> [Instruction] Only the number is wanted: tally the lines below that contain the word "周定增板块部分指数与沪深".

__________

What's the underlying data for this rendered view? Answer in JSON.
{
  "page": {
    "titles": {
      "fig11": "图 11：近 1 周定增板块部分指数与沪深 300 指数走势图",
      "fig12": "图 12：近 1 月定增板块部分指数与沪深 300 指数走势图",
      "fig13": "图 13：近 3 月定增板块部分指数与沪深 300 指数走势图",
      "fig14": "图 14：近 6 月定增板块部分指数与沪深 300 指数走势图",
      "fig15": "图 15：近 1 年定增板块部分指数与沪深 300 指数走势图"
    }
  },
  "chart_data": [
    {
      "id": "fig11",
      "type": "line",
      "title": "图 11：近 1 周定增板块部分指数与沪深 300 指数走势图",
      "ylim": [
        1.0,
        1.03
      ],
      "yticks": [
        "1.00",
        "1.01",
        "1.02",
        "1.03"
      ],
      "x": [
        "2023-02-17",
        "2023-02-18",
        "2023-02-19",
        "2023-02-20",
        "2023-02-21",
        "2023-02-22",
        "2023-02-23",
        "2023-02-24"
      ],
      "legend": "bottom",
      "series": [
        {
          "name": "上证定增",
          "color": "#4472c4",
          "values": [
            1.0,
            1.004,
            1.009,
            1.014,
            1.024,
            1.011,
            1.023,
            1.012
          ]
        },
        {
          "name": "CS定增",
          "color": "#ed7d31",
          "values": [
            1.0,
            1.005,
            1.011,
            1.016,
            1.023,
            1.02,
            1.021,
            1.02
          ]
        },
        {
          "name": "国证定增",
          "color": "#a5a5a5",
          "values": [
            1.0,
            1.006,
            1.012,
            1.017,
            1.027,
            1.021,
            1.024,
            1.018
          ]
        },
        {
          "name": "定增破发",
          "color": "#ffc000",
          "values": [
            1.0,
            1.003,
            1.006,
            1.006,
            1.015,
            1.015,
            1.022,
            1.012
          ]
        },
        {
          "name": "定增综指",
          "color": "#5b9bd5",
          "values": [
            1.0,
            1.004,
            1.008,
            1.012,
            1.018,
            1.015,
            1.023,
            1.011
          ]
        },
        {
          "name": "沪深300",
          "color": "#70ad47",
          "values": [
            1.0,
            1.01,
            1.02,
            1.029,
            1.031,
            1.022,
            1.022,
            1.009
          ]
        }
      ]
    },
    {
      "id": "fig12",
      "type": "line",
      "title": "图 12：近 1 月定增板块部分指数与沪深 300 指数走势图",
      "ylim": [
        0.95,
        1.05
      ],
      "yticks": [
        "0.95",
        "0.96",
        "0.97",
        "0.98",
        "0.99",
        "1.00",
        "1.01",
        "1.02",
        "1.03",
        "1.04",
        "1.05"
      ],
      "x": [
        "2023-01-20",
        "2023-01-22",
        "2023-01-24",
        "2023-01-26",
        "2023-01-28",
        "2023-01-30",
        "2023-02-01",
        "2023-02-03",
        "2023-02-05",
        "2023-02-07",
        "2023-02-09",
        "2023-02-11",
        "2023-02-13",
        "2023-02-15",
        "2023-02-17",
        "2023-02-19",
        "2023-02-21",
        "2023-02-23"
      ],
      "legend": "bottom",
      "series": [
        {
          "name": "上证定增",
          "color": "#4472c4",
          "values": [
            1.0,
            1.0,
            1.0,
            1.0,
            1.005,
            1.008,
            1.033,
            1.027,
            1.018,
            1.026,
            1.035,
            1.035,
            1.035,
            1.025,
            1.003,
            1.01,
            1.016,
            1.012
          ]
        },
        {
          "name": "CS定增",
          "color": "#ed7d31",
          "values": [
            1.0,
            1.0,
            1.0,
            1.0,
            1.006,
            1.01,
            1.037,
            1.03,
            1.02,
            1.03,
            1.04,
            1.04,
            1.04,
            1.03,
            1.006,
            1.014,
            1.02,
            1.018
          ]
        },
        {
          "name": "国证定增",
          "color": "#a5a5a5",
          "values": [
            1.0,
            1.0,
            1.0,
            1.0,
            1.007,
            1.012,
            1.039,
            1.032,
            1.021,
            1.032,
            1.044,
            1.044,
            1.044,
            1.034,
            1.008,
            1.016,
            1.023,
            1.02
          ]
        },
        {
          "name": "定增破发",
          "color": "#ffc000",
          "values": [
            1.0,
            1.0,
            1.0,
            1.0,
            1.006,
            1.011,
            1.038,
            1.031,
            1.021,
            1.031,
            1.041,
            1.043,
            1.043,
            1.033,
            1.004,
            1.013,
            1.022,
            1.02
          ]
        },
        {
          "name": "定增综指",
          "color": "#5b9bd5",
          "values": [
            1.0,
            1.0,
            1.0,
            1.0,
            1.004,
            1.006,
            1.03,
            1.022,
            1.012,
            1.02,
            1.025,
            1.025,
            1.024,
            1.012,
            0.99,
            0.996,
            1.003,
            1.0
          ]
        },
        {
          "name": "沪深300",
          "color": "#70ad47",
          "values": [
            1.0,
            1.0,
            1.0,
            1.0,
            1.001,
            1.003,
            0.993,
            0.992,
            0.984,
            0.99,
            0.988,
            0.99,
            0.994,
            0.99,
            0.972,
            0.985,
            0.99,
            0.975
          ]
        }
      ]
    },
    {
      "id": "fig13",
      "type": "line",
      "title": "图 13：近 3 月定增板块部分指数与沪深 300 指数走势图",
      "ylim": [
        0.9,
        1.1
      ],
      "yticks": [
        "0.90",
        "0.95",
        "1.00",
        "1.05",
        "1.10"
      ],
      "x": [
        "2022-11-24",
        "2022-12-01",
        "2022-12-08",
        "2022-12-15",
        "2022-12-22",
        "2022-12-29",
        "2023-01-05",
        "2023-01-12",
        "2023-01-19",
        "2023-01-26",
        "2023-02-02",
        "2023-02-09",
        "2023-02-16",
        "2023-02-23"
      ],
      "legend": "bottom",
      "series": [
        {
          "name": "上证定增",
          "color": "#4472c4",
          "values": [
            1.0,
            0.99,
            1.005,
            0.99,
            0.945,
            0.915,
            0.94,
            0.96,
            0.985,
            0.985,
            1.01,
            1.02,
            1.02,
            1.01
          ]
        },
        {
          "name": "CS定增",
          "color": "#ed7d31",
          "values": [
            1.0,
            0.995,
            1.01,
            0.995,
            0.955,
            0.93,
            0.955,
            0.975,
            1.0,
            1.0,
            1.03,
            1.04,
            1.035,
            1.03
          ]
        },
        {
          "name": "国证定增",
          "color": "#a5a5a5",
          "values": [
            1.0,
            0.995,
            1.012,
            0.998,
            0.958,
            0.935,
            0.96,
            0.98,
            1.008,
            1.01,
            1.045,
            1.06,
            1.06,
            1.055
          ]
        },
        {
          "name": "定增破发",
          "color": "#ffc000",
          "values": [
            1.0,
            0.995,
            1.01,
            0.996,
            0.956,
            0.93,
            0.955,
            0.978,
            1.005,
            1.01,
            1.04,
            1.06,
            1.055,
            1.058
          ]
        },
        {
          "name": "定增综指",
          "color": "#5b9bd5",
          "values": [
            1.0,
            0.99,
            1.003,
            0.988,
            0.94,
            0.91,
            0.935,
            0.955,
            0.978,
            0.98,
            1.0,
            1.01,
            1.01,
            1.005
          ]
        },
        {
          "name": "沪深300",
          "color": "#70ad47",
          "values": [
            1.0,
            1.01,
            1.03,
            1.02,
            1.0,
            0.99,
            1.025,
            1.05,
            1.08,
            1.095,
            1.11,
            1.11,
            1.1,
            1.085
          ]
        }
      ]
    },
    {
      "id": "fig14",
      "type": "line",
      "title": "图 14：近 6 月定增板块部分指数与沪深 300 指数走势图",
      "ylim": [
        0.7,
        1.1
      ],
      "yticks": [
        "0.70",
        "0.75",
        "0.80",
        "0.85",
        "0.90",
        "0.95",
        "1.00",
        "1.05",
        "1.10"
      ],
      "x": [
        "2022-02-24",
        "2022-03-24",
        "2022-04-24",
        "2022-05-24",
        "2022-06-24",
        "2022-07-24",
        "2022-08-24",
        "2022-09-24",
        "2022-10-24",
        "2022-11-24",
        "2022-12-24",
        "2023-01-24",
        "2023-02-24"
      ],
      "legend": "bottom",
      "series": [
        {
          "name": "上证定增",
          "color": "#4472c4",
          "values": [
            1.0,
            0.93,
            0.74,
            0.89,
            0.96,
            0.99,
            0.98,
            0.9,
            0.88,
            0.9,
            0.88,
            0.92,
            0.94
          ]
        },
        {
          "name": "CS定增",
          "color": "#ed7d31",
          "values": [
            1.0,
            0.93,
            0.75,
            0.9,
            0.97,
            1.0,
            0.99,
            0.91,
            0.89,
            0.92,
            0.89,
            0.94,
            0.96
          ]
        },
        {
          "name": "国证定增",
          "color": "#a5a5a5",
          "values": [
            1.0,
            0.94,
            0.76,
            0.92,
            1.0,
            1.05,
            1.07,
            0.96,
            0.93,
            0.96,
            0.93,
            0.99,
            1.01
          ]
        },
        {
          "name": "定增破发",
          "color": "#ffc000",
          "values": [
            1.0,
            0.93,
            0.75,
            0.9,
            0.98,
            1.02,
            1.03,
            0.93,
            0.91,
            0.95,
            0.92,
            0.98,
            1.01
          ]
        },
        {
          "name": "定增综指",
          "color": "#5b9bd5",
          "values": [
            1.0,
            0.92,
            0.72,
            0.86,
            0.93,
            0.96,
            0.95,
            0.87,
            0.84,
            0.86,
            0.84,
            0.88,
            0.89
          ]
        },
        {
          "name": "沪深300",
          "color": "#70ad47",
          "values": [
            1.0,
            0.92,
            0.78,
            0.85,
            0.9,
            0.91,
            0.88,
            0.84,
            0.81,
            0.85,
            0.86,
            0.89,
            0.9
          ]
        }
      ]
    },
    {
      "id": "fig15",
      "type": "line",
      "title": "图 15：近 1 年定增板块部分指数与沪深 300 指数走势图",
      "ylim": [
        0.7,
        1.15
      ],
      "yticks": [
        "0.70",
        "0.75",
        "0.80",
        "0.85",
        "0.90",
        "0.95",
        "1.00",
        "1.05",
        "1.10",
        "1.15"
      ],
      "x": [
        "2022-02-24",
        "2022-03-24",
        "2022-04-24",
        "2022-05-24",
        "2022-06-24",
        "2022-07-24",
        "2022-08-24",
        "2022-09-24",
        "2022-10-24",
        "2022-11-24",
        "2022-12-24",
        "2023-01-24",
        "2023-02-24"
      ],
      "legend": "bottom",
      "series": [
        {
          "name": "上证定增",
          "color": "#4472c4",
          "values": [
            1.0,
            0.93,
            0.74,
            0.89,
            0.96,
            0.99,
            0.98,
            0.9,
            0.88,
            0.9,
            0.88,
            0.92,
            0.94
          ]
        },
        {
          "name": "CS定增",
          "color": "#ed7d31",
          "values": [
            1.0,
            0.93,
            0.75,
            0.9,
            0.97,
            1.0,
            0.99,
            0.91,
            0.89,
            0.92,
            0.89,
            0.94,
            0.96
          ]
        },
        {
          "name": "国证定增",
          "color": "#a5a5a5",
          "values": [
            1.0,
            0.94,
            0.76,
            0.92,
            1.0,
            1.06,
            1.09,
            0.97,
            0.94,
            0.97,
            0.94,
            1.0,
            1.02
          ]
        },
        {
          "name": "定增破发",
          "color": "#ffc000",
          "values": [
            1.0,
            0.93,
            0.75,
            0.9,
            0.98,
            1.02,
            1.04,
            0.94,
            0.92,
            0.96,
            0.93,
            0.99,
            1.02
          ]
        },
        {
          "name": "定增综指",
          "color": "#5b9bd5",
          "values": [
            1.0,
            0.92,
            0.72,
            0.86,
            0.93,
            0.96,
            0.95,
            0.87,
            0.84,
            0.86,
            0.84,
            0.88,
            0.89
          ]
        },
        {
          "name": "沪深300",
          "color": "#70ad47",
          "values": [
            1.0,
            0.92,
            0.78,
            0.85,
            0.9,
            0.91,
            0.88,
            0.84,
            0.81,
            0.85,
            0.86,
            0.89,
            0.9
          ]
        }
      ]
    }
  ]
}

__________

> [Solution below] 2